Document passage Block Start

- Born: October 9, 1946
- Died: June 22, 2022 (aged 75) Los Angeles, California, U.S.
- Education: University of California, Los Angeles
- Years active: 1970s–2022

= Bernie Stolar =

American businessman (1946–2022)

Bernard Stolar (October 9, 1946 – June 22, 2022) was an American businessman and a prominent figure in the video game industry for many years. Among several roles in the industry, he was a founding member of Sony Computer Entertainment America, essential to the launch of the original PlayStation, and president of Sega of America, where he helped lead the development of the Sega Dreamcast home console.

==Early life and education==
Stolar graduated from the University of California, Los Angeles where he was a member of the Pi Lambda Phi fraternity.

==Career==
In the late 1970s, Stolar worked at The Village Voice, as an editorial director. He joined Pacific Novelty Manufacturing, a coin-op machine company in 1981, as a salesperson, before he was hired by Atari in 1985 to run their own arcade game business. Later, Stolar was moved into Atari's home console division, where, in the early 1990s, he led development of the Atari Lynx handheld console.

Stolar was the first executive vice president and a founding member of Sony Computer Entertainment America, where he was integral in both the launch and building of the original PlayStation's game catalog. At Sony, Stolar signed many game franchises including Crash Bandicoot, Ridge Racer, Oddworld, Spyro and Battle Arena Toshinden. After leaving Sony, he accepted an offer to become president and chief operating officer at Sega of America, where he led the development and launch of the Dreamcast. One of Stolar's top moves was to acquire Visual Concepts for Sega of America and create 2K Sports.

In December 1999, Stolar joined Mattel as president and helped spawn a multi-million unit selling Barbie video game series. In late 2005, Stolar became an advisor and director at Adscape Media. Stolar would later sell Adscape Media to Google for $23 million USD. Afterwards, Google would hire Stolar as their Games Evangelist. In 2009, Stolar became the chief executive officer of GetFugu. By 2010, Stolar had resigned. In 2008, young entrepreneur, Jordan Freeman, cold called Stolar, and they began working together to bring classic games to Steam and other platforms. In 2014, they decided to launch their own storefront as well, so Stolar became the chairman of ZOOM Platform and the Jordan Freeman Group.

== Death ==
Stolar died on June 22, 2022, in Los Angeles, California, at the age of 75.

Document passage Block End
Records supplied Block Start

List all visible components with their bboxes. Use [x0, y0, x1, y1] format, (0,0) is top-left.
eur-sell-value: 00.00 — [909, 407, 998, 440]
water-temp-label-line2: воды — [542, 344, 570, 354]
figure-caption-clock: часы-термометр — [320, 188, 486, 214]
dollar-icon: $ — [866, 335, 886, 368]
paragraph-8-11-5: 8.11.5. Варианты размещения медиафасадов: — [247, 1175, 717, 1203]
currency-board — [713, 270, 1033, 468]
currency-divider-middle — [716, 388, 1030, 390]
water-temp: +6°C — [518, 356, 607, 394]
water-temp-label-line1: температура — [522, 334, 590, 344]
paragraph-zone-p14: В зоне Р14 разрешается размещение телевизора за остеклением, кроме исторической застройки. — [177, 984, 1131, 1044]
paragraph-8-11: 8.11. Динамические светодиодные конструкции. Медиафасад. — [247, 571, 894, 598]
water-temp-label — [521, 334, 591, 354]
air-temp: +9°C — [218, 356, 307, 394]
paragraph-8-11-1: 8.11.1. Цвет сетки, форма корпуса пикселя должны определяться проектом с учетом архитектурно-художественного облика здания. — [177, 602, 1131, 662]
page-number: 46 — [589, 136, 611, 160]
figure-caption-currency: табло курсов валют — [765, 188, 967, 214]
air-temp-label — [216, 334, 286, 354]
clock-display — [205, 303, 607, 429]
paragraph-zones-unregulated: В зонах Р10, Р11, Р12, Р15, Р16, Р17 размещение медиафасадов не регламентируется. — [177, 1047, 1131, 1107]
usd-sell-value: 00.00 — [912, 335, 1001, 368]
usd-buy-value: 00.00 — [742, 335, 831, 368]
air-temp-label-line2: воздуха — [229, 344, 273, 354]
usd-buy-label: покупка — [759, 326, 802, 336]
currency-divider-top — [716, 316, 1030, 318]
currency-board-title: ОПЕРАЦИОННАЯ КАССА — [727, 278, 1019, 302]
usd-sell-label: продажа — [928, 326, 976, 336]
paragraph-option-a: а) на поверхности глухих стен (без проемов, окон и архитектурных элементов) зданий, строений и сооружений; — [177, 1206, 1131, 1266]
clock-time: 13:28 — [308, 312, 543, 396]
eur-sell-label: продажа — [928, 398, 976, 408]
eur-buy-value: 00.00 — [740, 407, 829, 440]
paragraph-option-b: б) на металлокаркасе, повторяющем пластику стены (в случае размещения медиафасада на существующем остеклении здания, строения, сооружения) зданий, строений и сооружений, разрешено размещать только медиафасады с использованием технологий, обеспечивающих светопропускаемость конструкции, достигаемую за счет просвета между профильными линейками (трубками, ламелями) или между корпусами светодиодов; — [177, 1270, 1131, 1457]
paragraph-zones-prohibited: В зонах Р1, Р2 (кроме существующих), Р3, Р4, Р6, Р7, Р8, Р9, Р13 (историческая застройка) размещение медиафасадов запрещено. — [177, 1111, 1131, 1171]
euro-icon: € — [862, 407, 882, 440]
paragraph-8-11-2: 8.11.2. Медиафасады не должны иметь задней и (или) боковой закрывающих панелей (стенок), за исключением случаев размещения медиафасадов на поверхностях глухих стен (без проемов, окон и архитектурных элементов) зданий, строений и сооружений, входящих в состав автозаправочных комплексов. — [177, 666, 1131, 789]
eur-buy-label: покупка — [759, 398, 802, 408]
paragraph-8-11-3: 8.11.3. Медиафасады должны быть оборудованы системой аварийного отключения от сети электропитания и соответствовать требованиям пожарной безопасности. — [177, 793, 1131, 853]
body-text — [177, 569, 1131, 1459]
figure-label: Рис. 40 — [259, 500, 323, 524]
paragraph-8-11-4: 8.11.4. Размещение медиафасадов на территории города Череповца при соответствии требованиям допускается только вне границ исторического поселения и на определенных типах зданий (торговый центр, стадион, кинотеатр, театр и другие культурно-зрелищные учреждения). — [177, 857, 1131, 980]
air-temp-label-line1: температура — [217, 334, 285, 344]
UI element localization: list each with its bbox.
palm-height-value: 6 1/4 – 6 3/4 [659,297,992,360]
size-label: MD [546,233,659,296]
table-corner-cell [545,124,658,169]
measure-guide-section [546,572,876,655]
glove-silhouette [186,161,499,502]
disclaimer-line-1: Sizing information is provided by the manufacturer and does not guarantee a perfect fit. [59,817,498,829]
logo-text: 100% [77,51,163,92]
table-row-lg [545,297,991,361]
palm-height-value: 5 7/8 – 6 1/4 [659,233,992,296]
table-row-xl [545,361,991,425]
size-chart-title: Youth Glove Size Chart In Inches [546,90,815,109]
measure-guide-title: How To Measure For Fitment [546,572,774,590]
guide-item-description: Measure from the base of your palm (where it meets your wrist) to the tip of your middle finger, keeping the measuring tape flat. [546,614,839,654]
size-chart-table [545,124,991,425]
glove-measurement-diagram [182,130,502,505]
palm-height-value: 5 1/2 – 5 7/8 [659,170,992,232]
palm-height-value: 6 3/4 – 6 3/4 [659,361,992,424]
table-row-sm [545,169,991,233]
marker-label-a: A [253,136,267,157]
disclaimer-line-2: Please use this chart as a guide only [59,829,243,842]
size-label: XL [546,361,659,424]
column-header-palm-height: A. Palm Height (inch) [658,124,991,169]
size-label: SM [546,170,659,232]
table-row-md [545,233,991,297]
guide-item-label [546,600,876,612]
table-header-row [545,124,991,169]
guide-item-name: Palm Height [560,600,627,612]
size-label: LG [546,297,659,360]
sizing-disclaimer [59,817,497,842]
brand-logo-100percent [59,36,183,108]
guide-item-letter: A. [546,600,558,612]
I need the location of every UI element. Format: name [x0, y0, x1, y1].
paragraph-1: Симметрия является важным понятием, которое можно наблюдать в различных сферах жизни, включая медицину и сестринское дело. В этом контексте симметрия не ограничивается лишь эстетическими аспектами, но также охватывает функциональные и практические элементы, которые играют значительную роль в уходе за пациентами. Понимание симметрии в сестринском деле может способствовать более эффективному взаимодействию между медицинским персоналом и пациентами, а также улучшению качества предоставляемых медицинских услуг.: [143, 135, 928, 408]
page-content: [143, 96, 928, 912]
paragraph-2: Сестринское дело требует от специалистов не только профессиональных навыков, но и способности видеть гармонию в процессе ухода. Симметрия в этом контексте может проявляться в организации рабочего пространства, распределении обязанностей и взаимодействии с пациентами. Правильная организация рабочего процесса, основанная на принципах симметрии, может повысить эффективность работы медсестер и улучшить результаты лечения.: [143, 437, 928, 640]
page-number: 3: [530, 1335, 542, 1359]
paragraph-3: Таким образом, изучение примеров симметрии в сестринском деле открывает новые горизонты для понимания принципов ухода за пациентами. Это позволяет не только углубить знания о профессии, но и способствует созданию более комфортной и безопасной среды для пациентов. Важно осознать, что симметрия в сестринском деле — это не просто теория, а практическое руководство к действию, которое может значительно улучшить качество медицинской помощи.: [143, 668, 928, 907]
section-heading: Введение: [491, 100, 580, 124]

Records supplied Block End

» **Requirement 1**: Reproduce the passage of the Bernie Stolar biography from "- Education: University" up to and including "Lambda Phi fraternity.".
» **Requirement 2**: According to the Bernie Stolar biography, which company hired Stolar as a salesperson in 1981?
» **Requirement 3**: List every game franchise that the Bernie Stolar biography says Stolar signed at Sony.

» **Response 1**:
- Education: University of California, Los Angeles
- Years active: 1970s–2022

= Bernie Stolar =

American businessman (1946–2022)

Bernard Stolar (October 9, 1946 – June 22, 2022) was an American businessman and a prominent figure in the video game industry for many years. Among several roles in the industry, he was a founding member of Sony Computer Entertainment America, essential to the launch of the original PlayStation, and president of Sega of America, where he helped lead the development of the Sega Dreamcast home console.

==Early life and education==
Stolar graduated from the University of California, Los Angeles where he was a member of the Pi Lambda Phi fraternity.

» **Response 2**: Pacific Novelty Manufacturing, a coin-op machine company.

» **Response 3**: Crash Bandicoot, Ridge Racer, Oddworld, Spyro, Battle Arena Toshinden